Stated goal → Check each line of the records below and collect those that include the word "title".

Dataset records:
^^^^^^^^^^^^^^^^

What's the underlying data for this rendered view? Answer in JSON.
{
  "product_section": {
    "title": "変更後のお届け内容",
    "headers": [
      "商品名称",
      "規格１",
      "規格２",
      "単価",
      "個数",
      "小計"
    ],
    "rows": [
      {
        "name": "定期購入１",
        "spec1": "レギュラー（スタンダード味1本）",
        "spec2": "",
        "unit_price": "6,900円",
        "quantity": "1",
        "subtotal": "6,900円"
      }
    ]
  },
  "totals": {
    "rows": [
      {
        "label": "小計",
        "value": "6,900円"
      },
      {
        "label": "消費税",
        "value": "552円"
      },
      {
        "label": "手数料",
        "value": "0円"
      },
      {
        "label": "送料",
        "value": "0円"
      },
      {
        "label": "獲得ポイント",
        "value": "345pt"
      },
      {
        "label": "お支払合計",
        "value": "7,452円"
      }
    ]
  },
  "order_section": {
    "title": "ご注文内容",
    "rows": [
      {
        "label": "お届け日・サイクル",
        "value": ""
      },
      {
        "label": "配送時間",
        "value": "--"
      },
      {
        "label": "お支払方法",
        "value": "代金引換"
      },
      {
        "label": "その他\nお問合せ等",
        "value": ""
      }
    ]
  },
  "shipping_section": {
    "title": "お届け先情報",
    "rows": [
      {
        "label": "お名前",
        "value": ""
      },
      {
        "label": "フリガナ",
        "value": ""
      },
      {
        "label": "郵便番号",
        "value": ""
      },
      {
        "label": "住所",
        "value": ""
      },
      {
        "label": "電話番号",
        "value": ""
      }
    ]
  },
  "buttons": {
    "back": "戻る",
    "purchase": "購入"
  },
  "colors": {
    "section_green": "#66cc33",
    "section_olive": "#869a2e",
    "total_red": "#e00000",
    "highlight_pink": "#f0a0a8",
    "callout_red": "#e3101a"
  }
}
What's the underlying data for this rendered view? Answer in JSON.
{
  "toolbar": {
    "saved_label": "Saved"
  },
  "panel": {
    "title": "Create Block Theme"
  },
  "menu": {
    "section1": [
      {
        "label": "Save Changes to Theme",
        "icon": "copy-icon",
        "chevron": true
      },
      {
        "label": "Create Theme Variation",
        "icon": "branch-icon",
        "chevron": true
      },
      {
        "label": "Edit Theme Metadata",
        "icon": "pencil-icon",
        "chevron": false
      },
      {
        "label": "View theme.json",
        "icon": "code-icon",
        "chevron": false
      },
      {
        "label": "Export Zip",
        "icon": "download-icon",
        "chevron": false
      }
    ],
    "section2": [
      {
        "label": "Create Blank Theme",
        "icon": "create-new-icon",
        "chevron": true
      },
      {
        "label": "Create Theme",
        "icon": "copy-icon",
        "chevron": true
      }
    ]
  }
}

^^^^^^^^^^^^^^^^

Answer in full →
    "title": "変更後のお届け内容",
    "title": "ご注文内容",
    "title": "お届け先情報",
    "title": "Create Block Theme"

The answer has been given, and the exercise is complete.